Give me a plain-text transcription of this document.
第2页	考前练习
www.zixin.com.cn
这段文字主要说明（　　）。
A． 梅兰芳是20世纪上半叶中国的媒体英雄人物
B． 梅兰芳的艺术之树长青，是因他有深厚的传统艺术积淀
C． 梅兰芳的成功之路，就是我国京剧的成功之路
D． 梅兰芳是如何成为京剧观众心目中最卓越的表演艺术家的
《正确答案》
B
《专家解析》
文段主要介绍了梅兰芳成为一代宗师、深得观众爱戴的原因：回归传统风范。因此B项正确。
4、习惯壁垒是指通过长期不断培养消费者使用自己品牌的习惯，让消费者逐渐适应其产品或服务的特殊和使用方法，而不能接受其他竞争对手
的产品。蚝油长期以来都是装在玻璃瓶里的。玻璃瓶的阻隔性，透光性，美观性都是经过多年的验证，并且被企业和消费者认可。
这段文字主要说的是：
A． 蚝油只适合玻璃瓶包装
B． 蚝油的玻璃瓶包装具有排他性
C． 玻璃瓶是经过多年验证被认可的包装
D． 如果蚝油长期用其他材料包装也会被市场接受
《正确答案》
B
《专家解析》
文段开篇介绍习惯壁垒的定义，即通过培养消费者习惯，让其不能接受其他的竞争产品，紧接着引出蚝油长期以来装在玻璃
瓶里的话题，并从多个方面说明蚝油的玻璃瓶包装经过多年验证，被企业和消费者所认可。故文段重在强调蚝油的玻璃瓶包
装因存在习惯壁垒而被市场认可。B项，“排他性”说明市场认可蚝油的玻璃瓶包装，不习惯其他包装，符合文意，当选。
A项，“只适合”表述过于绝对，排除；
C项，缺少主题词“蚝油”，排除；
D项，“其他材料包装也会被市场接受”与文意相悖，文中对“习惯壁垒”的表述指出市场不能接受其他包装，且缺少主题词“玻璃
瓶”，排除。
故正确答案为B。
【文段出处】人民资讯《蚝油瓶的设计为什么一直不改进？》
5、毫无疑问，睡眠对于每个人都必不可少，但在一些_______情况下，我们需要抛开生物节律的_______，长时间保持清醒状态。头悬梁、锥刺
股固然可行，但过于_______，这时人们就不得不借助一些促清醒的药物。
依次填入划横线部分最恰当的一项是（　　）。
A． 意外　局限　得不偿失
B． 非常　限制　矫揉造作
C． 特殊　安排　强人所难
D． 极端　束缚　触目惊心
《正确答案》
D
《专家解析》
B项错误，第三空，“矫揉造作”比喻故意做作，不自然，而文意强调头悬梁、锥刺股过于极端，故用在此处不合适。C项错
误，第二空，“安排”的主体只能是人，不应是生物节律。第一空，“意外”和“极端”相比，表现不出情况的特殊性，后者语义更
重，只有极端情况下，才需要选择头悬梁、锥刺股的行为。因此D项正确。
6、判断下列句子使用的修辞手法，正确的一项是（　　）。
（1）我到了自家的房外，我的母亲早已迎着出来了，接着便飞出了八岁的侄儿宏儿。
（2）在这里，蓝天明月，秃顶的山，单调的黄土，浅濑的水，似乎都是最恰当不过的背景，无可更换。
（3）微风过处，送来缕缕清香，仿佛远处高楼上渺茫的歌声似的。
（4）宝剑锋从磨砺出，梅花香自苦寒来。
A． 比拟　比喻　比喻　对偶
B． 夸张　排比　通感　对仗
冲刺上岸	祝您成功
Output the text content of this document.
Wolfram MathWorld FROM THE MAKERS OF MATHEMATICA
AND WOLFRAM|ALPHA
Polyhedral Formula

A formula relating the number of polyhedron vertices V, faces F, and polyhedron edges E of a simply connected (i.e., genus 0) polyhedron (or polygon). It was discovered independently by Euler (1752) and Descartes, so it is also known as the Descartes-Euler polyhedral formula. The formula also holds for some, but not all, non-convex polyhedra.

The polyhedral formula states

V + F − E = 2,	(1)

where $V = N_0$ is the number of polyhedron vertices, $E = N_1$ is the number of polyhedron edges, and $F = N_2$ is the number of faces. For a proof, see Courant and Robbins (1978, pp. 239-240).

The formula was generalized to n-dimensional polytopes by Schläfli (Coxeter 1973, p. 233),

###

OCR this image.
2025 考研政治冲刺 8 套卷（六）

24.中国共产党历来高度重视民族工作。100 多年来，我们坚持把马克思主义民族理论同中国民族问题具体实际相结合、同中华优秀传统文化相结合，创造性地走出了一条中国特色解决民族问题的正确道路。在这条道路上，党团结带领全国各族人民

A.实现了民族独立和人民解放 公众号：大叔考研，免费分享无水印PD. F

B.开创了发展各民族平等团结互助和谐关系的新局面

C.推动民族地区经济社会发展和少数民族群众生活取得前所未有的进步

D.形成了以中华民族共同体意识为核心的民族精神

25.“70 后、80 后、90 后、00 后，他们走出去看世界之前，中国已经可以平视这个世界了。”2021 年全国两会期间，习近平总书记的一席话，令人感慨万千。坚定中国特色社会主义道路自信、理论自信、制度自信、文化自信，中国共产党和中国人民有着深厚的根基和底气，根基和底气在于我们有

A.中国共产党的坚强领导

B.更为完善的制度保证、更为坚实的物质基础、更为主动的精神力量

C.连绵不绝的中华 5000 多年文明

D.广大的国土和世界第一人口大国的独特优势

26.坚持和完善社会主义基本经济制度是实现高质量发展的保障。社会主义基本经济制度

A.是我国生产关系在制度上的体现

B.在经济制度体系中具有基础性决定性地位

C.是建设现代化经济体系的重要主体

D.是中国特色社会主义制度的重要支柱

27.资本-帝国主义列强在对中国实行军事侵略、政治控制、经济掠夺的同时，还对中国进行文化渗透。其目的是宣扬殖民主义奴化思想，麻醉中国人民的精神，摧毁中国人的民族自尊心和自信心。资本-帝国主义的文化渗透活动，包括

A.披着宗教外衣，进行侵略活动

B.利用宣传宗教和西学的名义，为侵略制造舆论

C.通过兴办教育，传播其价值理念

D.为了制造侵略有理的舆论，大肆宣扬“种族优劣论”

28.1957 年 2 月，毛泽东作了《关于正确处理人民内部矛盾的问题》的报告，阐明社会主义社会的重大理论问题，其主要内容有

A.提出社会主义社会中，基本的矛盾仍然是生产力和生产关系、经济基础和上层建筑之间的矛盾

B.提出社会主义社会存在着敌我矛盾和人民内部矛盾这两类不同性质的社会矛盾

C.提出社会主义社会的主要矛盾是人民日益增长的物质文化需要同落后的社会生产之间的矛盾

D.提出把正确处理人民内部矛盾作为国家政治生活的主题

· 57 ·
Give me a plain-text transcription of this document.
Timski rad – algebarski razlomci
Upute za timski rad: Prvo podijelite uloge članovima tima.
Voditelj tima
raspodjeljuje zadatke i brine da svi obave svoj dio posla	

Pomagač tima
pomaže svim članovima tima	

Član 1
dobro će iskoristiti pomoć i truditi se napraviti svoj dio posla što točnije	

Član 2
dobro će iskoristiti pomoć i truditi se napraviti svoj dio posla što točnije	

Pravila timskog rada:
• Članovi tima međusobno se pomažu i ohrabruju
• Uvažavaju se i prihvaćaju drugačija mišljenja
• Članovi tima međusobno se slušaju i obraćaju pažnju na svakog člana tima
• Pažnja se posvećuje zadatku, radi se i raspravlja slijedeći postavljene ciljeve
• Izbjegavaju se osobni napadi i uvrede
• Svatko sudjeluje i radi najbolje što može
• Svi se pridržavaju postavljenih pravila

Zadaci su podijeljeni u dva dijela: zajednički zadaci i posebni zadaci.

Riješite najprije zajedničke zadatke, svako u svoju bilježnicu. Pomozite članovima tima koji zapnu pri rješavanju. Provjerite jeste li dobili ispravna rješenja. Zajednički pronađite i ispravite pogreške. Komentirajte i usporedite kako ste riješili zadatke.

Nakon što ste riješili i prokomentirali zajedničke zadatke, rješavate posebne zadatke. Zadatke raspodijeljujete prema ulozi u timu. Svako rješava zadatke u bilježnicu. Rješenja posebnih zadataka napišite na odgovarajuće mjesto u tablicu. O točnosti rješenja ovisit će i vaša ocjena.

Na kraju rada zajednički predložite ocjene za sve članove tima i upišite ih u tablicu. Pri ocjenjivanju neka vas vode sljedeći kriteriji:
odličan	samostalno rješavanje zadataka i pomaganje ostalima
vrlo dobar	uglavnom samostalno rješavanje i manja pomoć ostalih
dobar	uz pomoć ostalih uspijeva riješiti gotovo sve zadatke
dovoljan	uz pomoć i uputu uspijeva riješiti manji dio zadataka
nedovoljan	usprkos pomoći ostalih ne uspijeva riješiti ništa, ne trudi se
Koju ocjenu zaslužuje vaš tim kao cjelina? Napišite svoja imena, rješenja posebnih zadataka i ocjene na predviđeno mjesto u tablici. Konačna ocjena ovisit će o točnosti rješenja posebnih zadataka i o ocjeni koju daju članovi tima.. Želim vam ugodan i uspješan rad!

###

Report only the number of lines in the listing that contain the word "ocjene".

2